REQUEST ▸
Reproduce all of the data word for word.

── EXERCISE INPUTS ──

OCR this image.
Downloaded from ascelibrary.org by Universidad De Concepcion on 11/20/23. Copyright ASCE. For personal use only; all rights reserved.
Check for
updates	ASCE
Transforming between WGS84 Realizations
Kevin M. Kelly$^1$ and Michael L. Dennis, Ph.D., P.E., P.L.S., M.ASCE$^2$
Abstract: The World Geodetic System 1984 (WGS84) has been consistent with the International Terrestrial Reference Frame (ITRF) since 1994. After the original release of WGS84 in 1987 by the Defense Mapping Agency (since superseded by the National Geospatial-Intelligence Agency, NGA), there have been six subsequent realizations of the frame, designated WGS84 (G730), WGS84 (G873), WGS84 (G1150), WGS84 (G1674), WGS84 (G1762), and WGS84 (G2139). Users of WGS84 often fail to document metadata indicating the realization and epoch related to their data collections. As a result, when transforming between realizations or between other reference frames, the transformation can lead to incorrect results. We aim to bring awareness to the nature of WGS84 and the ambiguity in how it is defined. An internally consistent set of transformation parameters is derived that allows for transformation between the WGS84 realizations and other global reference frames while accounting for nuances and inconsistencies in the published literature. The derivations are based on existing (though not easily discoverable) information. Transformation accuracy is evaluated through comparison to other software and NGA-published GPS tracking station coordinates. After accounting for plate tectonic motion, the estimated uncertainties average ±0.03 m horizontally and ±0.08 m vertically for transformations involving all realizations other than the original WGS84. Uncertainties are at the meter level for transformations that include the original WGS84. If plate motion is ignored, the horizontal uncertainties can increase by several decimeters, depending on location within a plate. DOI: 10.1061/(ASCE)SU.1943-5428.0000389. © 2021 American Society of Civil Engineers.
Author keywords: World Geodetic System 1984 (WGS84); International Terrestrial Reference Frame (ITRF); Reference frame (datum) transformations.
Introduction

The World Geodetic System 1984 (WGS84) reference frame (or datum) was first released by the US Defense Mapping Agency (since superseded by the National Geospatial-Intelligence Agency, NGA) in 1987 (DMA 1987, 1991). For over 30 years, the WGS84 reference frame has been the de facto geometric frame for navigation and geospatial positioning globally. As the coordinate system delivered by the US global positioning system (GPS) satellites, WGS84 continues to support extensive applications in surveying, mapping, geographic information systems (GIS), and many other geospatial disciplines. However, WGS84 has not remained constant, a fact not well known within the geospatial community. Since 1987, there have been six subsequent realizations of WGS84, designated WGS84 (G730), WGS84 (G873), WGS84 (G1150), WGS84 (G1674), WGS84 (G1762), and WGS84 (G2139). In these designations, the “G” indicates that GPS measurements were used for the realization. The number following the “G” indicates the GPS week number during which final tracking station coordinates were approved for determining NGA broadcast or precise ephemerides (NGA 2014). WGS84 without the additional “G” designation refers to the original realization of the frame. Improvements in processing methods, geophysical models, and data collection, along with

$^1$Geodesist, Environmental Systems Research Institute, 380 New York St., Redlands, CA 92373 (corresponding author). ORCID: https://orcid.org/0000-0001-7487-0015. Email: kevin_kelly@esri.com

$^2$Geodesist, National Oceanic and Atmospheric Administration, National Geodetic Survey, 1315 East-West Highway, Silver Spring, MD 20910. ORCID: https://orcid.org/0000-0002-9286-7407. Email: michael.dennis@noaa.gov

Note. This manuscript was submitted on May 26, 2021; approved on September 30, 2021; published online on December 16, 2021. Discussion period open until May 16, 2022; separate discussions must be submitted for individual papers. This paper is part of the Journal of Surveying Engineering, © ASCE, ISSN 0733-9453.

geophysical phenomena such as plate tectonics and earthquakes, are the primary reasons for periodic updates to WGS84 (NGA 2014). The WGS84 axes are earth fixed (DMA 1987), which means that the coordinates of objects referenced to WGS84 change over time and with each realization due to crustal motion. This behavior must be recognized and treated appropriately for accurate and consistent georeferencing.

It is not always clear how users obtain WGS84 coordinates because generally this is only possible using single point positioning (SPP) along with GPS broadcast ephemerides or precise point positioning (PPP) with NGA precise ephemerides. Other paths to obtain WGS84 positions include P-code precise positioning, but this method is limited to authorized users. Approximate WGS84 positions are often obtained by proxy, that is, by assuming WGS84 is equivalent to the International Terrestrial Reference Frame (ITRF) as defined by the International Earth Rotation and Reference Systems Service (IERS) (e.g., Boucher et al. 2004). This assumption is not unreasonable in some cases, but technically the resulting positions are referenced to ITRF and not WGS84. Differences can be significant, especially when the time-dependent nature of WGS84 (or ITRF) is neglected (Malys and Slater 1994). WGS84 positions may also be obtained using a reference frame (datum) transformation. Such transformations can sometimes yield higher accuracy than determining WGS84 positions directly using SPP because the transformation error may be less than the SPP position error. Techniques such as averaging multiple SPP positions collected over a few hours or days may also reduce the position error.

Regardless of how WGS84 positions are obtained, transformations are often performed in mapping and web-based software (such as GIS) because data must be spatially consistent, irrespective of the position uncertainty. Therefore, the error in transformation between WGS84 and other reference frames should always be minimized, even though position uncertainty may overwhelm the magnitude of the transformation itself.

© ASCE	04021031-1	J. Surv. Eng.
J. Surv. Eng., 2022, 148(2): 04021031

───

ANSWER TO THIS PROBLEM ▸
OCR this image.
Downloaded from ascelibrary.org by Universidad De Concepcion on 11/20/23. Copyright ASCE. For personal use only; all rights reserved.
Check for
updates	ASCE
Transforming between WGS84 Realizations
Kevin M. Kelly$^1$ and Michael L. Dennis, Ph.D., P.E., P.L.S., M.ASCE$^2$
Abstract: The World Geodetic System 1984 (WGS84) has been consistent with the International Terrestrial Reference Frame (ITRF) since 1994. After the original release of WGS84 in 1987 by the Defense Mapping Agency (since superseded by the National Geospatial-Intelligence Agency, NGA), there have been six subsequent realizations of the frame, designated WGS84 (G730), WGS84 (G873), WGS84 (G1150), WGS84 (G1674), WGS84 (G1762), and WGS84 (G2139). Users of WGS84 often fail to document metadata indicating the realization and epoch related to their data collections. As a result, when transforming between realizations or between other reference frames, the transformation can lead to incorrect results. We aim to bring awareness to the nature of WGS84 and the ambiguity in how it is defined. An internally consistent set of transformation parameters is derived that allows for transformation between the WGS84 realizations and other global reference frames while accounting for nuances and inconsistencies in the published literature. The derivations are based on existing (though not easily discoverable) information. Transformation accuracy is evaluated through comparison to other software and NGA-published GPS tracking station coordinates. After accounting for plate tectonic motion, the estimated uncertainties average ±0.03 m horizontally and ±0.08 m vertically for transformations involving all realizations other than the original WGS84. Uncertainties are at the meter level for transformations that include the original WGS84. If plate motion is ignored, the horizontal uncertainties can increase by several decimeters, depending on location within a plate. DOI: 10.1061/(ASCE)SU.1943-5428.0000389. © 2021 American Society of Civil Engineers.
Author keywords: World Geodetic System 1984 (WGS84); International Terrestrial Reference Frame (ITRF); Reference frame (datum) transformations.
Introduction

The World Geodetic System 1984 (WGS84) reference frame (or datum) was first released by the US Defense Mapping Agency (since superseded by the National Geospatial-Intelligence Agency, NGA) in 1987 (DMA 1987, 1991). For over 30 years, the WGS84 reference frame has been the de facto geometric frame for navigation and geospatial positioning globally. As the coordinate system delivered by the US global positioning system (GPS) satellites, WGS84 continues to support extensive applications in surveying, mapping, geographic information systems (GIS), and many other geospatial disciplines. However, WGS84 has not remained constant, a fact not well known within the geospatial community. Since 1987, there have been six subsequent realizations of WGS84, designated WGS84 (G730), WGS84 (G873), WGS84 (G1150), WGS84 (G1674), WGS84 (G1762), and WGS84 (G2139). In these designations, the “G” indicates that GPS measurements were used for the realization. The number following the “G” indicates the GPS week number during which final tracking station coordinates were approved for determining NGA broadcast or precise ephemerides (NGA 2014). WGS84 without the additional “G” designation refers to the original realization of the frame. Improvements in processing methods, geophysical models, and data collection, along with

$^1$Geodesist, Environmental Systems Research Institute, 380 New York St., Redlands, CA 92373 (corresponding author). ORCID: https://orcid.org/0000-0001-7487-0015. Email: kevin_kelly@esri.com

$^2$Geodesist, National Oceanic and Atmospheric Administration, National Geodetic Survey, 1315 East-West Highway, Silver Spring, MD 20910. ORCID: https://orcid.org/0000-0002-9286-7407. Email: michael.dennis@noaa.gov

Note. This manuscript was submitted on May 26, 2021; approved on September 30, 2021; published online on December 16, 2021. Discussion period open until May 16, 2022; separate discussions must be submitted for individual papers. This paper is part of the Journal of Surveying Engineering, © ASCE, ISSN 0733-9453.

geophysical phenomena such as plate tectonics and earthquakes, are the primary reasons for periodic updates to WGS84 (NGA 2014). The WGS84 axes are earth fixed (DMA 1987), which means that the coordinates of objects referenced to WGS84 change over time and with each realization due to crustal motion. This behavior must be recognized and treated appropriately for accurate and consistent georeferencing.

It is not always clear how users obtain WGS84 coordinates because generally this is only possible using single point positioning (SPP) along with GPS broadcast ephemerides or precise point positioning (PPP) with NGA precise ephemerides. Other paths to obtain WGS84 positions include P-code precise positioning, but this method is limited to authorized users. Approximate WGS84 positions are often obtained by proxy, that is, by assuming WGS84 is equivalent to the International Terrestrial Reference Frame (ITRF) as defined by the International Earth Rotation and Reference Systems Service (IERS) (e.g., Boucher et al. 2004). This assumption is not unreasonable in some cases, but technically the resulting positions are referenced to ITRF and not WGS84. Differences can be significant, especially when the time-dependent nature of WGS84 (or ITRF) is neglected (Malys and Slater 1994). WGS84 positions may also be obtained using a reference frame (datum) transformation. Such transformations can sometimes yield higher accuracy than determining WGS84 positions directly using SPP because the transformation error may be less than the SPP position error. Techniques such as averaging multiple SPP positions collected over a few hours or days may also reduce the position error.

Regardless of how WGS84 positions are obtained, transformations are often performed in mapping and web-based software (such as GIS) because data must be spatially consistent, irrespective of the position uncertainty. Therefore, the error in transformation between WGS84 and other reference frames should always be minimized, even though position uncertainty may overwhelm the magnitude of the transformation itself.

© ASCE	04021031-1	J. Surv. Eng.
J. Surv. Eng., 2022, 148(2): 04021031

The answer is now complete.